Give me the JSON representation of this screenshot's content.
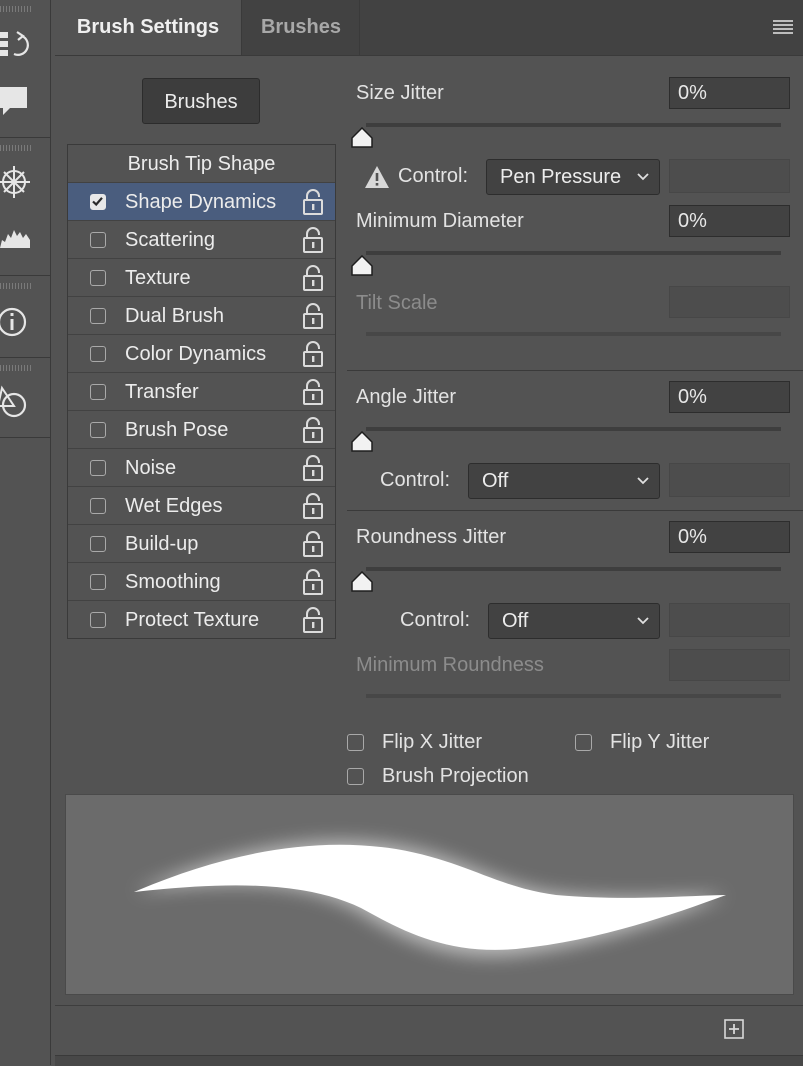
{
  "tabs": [
    {
      "label": "Brush Settings",
      "active": true
    },
    {
      "label": "Brushes",
      "active": false
    }
  ],
  "brushes_button": "Brushes",
  "brush_tip_shape": "Brush Tip Shape",
  "options": [
    {
      "label": "Shape Dynamics",
      "checked": true,
      "selected": true
    },
    {
      "label": "Scattering",
      "checked": false
    },
    {
      "label": "Texture",
      "checked": false
    },
    {
      "label": "Dual Brush",
      "checked": false
    },
    {
      "label": "Color Dynamics",
      "checked": false
    },
    {
      "label": "Transfer",
      "checked": false
    },
    {
      "label": "Brush Pose",
      "checked": false
    },
    {
      "label": "Noise",
      "checked": false
    },
    {
      "label": "Wet Edges",
      "checked": false
    },
    {
      "label": "Build-up",
      "checked": false
    },
    {
      "label": "Smoothing",
      "checked": false
    },
    {
      "label": "Protect Texture",
      "checked": false
    }
  ],
  "size_jitter": {
    "label": "Size Jitter",
    "value": "0%"
  },
  "size_control": {
    "label": "Control:",
    "value": "Pen Pressure"
  },
  "minimum_diameter": {
    "label": "Minimum Diameter",
    "value": "0%"
  },
  "tilt_scale": {
    "label": "Tilt Scale",
    "value": ""
  },
  "angle_jitter": {
    "label": "Angle Jitter",
    "value": "0%"
  },
  "angle_control": {
    "label": "Control:",
    "value": "Off"
  },
  "roundness_jitter": {
    "label": "Roundness Jitter",
    "value": "0%"
  },
  "roundness_control": {
    "label": "Control:",
    "value": "Off"
  },
  "minimum_roundness": {
    "label": "Minimum Roundness",
    "value": ""
  },
  "flip_x": {
    "label": "Flip X Jitter",
    "checked": false
  },
  "flip_y": {
    "label": "Flip Y Jitter",
    "checked": false
  },
  "brush_projection": {
    "label": "Brush Projection",
    "checked": false
  },
  "colors": {
    "panel": "#535353",
    "selected_row": "#4a5d7e",
    "field": "#424242",
    "preview": "#6b6b6b"
  },
  "icons": [
    "history-icon",
    "comment-icon",
    "navigator-icon",
    "histogram-icon",
    "info-icon",
    "shape-icon",
    "lock-icon",
    "warning-icon",
    "chevron-down-icon",
    "panel-menu-icon",
    "new-preset-icon"
  ]
}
+ + + +
__The task__.
Count the lines above that contain the word "true", and reply with only that number.

__Answer to the problem__.
3